● **WORK INSTRUCTIONS**:
Write out the listing below exactly, and omit any images you find in it.

--- START RAW RECORDS ---

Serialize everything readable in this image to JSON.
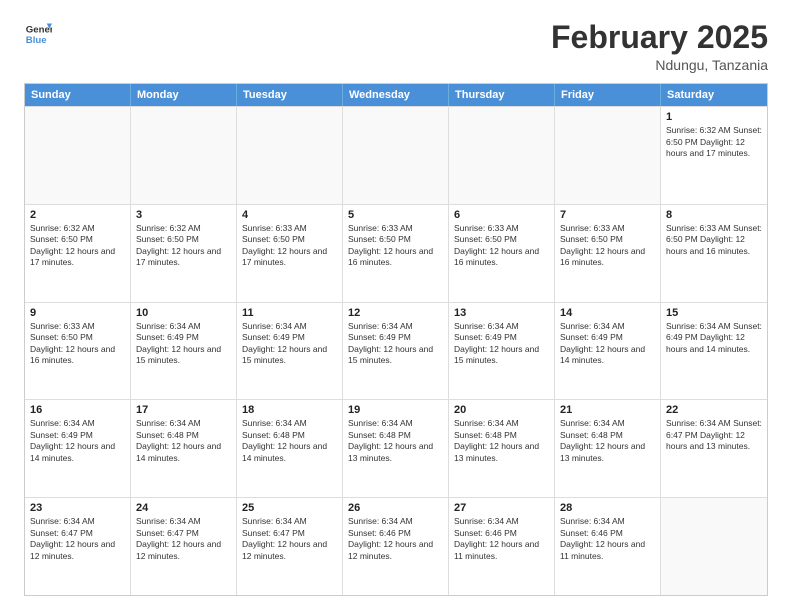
{
  "logo": {
    "line1": "General",
    "line2": "Blue"
  },
  "header": {
    "month_year": "February 2025",
    "location": "Ndungu, Tanzania"
  },
  "weekdays": [
    "Sunday",
    "Monday",
    "Tuesday",
    "Wednesday",
    "Thursday",
    "Friday",
    "Saturday"
  ],
  "rows": [
    [
      {
        "day": "",
        "text": ""
      },
      {
        "day": "",
        "text": ""
      },
      {
        "day": "",
        "text": ""
      },
      {
        "day": "",
        "text": ""
      },
      {
        "day": "",
        "text": ""
      },
      {
        "day": "",
        "text": ""
      },
      {
        "day": "1",
        "text": "Sunrise: 6:32 AM\nSunset: 6:50 PM\nDaylight: 12 hours\nand 17 minutes."
      }
    ],
    [
      {
        "day": "2",
        "text": "Sunrise: 6:32 AM\nSunset: 6:50 PM\nDaylight: 12 hours\nand 17 minutes."
      },
      {
        "day": "3",
        "text": "Sunrise: 6:32 AM\nSunset: 6:50 PM\nDaylight: 12 hours\nand 17 minutes."
      },
      {
        "day": "4",
        "text": "Sunrise: 6:33 AM\nSunset: 6:50 PM\nDaylight: 12 hours\nand 17 minutes."
      },
      {
        "day": "5",
        "text": "Sunrise: 6:33 AM\nSunset: 6:50 PM\nDaylight: 12 hours\nand 16 minutes."
      },
      {
        "day": "6",
        "text": "Sunrise: 6:33 AM\nSunset: 6:50 PM\nDaylight: 12 hours\nand 16 minutes."
      },
      {
        "day": "7",
        "text": "Sunrise: 6:33 AM\nSunset: 6:50 PM\nDaylight: 12 hours\nand 16 minutes."
      },
      {
        "day": "8",
        "text": "Sunrise: 6:33 AM\nSunset: 6:50 PM\nDaylight: 12 hours\nand 16 minutes."
      }
    ],
    [
      {
        "day": "9",
        "text": "Sunrise: 6:33 AM\nSunset: 6:50 PM\nDaylight: 12 hours\nand 16 minutes."
      },
      {
        "day": "10",
        "text": "Sunrise: 6:34 AM\nSunset: 6:49 PM\nDaylight: 12 hours\nand 15 minutes."
      },
      {
        "day": "11",
        "text": "Sunrise: 6:34 AM\nSunset: 6:49 PM\nDaylight: 12 hours\nand 15 minutes."
      },
      {
        "day": "12",
        "text": "Sunrise: 6:34 AM\nSunset: 6:49 PM\nDaylight: 12 hours\nand 15 minutes."
      },
      {
        "day": "13",
        "text": "Sunrise: 6:34 AM\nSunset: 6:49 PM\nDaylight: 12 hours\nand 15 minutes."
      },
      {
        "day": "14",
        "text": "Sunrise: 6:34 AM\nSunset: 6:49 PM\nDaylight: 12 hours\nand 14 minutes."
      },
      {
        "day": "15",
        "text": "Sunrise: 6:34 AM\nSunset: 6:49 PM\nDaylight: 12 hours\nand 14 minutes."
      }
    ],
    [
      {
        "day": "16",
        "text": "Sunrise: 6:34 AM\nSunset: 6:49 PM\nDaylight: 12 hours\nand 14 minutes."
      },
      {
        "day": "17",
        "text": "Sunrise: 6:34 AM\nSunset: 6:48 PM\nDaylight: 12 hours\nand 14 minutes."
      },
      {
        "day": "18",
        "text": "Sunrise: 6:34 AM\nSunset: 6:48 PM\nDaylight: 12 hours\nand 14 minutes."
      },
      {
        "day": "19",
        "text": "Sunrise: 6:34 AM\nSunset: 6:48 PM\nDaylight: 12 hours\nand 13 minutes."
      },
      {
        "day": "20",
        "text": "Sunrise: 6:34 AM\nSunset: 6:48 PM\nDaylight: 12 hours\nand 13 minutes."
      },
      {
        "day": "21",
        "text": "Sunrise: 6:34 AM\nSunset: 6:48 PM\nDaylight: 12 hours\nand 13 minutes."
      },
      {
        "day": "22",
        "text": "Sunrise: 6:34 AM\nSunset: 6:47 PM\nDaylight: 12 hours\nand 13 minutes."
      }
    ],
    [
      {
        "day": "23",
        "text": "Sunrise: 6:34 AM\nSunset: 6:47 PM\nDaylight: 12 hours\nand 12 minutes."
      },
      {
        "day": "24",
        "text": "Sunrise: 6:34 AM\nSunset: 6:47 PM\nDaylight: 12 hours\nand 12 minutes."
      },
      {
        "day": "25",
        "text": "Sunrise: 6:34 AM\nSunset: 6:47 PM\nDaylight: 12 hours\nand 12 minutes."
      },
      {
        "day": "26",
        "text": "Sunrise: 6:34 AM\nSunset: 6:46 PM\nDaylight: 12 hours\nand 12 minutes."
      },
      {
        "day": "27",
        "text": "Sunrise: 6:34 AM\nSunset: 6:46 PM\nDaylight: 12 hours\nand 11 minutes."
      },
      {
        "day": "28",
        "text": "Sunrise: 6:34 AM\nSunset: 6:46 PM\nDaylight: 12 hours\nand 11 minutes."
      },
      {
        "day": "",
        "text": ""
      }
    ]
  ]
}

--- END RAW RECORDS ---

● **TASK SOLUTION**:
Serialize everything readable in this image to JSON.
{
  "logo": {
    "line1": "General",
    "line2": "Blue"
  },
  "header": {
    "month_year": "February 2025",
    "location": "Ndungu, Tanzania"
  },
  "weekdays": [
    "Sunday",
    "Monday",
    "Tuesday",
    "Wednesday",
    "Thursday",
    "Friday",
    "Saturday"
  ],
  "rows": [
    [
      {
        "day": "",
        "text": ""
      },
      {
        "day": "",
        "text": ""
      },
      {
        "day": "",
        "text": ""
      },
      {
        "day": "",
        "text": ""
      },
      {
        "day": "",
        "text": ""
      },
      {
        "day": "",
        "text": ""
      },
      {
        "day": "1",
        "text": "Sunrise: 6:32 AM\nSunset: 6:50 PM\nDaylight: 12 hours\nand 17 minutes."
      }
    ],
    [
      {
        "day": "2",
        "text": "Sunrise: 6:32 AM\nSunset: 6:50 PM\nDaylight: 12 hours\nand 17 minutes."
      },
      {
        "day": "3",
        "text": "Sunrise: 6:32 AM\nSunset: 6:50 PM\nDaylight: 12 hours\nand 17 minutes."
      },
      {
        "day": "4",
        "text": "Sunrise: 6:33 AM\nSunset: 6:50 PM\nDaylight: 12 hours\nand 17 minutes."
      },
      {
        "day": "5",
        "text": "Sunrise: 6:33 AM\nSunset: 6:50 PM\nDaylight: 12 hours\nand 16 minutes."
      },
      {
        "day": "6",
        "text": "Sunrise: 6:33 AM\nSunset: 6:50 PM\nDaylight: 12 hours\nand 16 minutes."
      },
      {
        "day": "7",
        "text": "Sunrise: 6:33 AM\nSunset: 6:50 PM\nDaylight: 12 hours\nand 16 minutes."
      },
      {
        "day": "8",
        "text": "Sunrise: 6:33 AM\nSunset: 6:50 PM\nDaylight: 12 hours\nand 16 minutes."
      }
    ],
    [
      {
        "day": "9",
        "text": "Sunrise: 6:33 AM\nSunset: 6:50 PM\nDaylight: 12 hours\nand 16 minutes."
      },
      {
        "day": "10",
        "text": "Sunrise: 6:34 AM\nSunset: 6:49 PM\nDaylight: 12 hours\nand 15 minutes."
      },
      {
        "day": "11",
        "text": "Sunrise: 6:34 AM\nSunset: 6:49 PM\nDaylight: 12 hours\nand 15 minutes."
      },
      {
        "day": "12",
        "text": "Sunrise: 6:34 AM\nSunset: 6:49 PM\nDaylight: 12 hours\nand 15 minutes."
      },
      {
        "day": "13",
        "text": "Sunrise: 6:34 AM\nSunset: 6:49 PM\nDaylight: 12 hours\nand 15 minutes."
      },
      {
        "day": "14",
        "text": "Sunrise: 6:34 AM\nSunset: 6:49 PM\nDaylight: 12 hours\nand 14 minutes."
      },
      {
        "day": "15",
        "text": "Sunrise: 6:34 AM\nSunset: 6:49 PM\nDaylight: 12 hours\nand 14 minutes."
      }
    ],
    [
      {
        "day": "16",
        "text": "Sunrise: 6:34 AM\nSunset: 6:49 PM\nDaylight: 12 hours\nand 14 minutes."
      },
      {
        "day": "17",
        "text": "Sunrise: 6:34 AM\nSunset: 6:48 PM\nDaylight: 12 hours\nand 14 minutes."
      },
      {
        "day": "18",
        "text": "Sunrise: 6:34 AM\nSunset: 6:48 PM\nDaylight: 12 hours\nand 14 minutes."
      },
      {
        "day": "19",
        "text": "Sunrise: 6:34 AM\nSunset: 6:48 PM\nDaylight: 12 hours\nand 13 minutes."
      },
      {
        "day": "20",
        "text": "Sunrise: 6:34 AM\nSunset: 6:48 PM\nDaylight: 12 hours\nand 13 minutes."
      },
      {
        "day": "21",
        "text": "Sunrise: 6:34 AM\nSunset: 6:48 PM\nDaylight: 12 hours\nand 13 minutes."
      },
      {
        "day": "22",
        "text": "Sunrise: 6:34 AM\nSunset: 6:47 PM\nDaylight: 12 hours\nand 13 minutes."
      }
    ],
    [
      {
        "day": "23",
        "text": "Sunrise: 6:34 AM\nSunset: 6:47 PM\nDaylight: 12 hours\nand 12 minutes."
      },
      {
        "day": "24",
        "text": "Sunrise: 6:34 AM\nSunset: 6:47 PM\nDaylight: 12 hours\nand 12 minutes."
      },
      {
        "day": "25",
        "text": "Sunrise: 6:34 AM\nSunset: 6:47 PM\nDaylight: 12 hours\nand 12 minutes."
      },
      {
        "day": "26",
        "text": "Sunrise: 6:34 AM\nSunset: 6:46 PM\nDaylight: 12 hours\nand 12 minutes."
      },
      {
        "day": "27",
        "text": "Sunrise: 6:34 AM\nSunset: 6:46 PM\nDaylight: 12 hours\nand 11 minutes."
      },
      {
        "day": "28",
        "text": "Sunrise: 6:34 AM\nSunset: 6:46 PM\nDaylight: 12 hours\nand 11 minutes."
      },
      {
        "day": "",
        "text": ""
      }
    ]
  ]
}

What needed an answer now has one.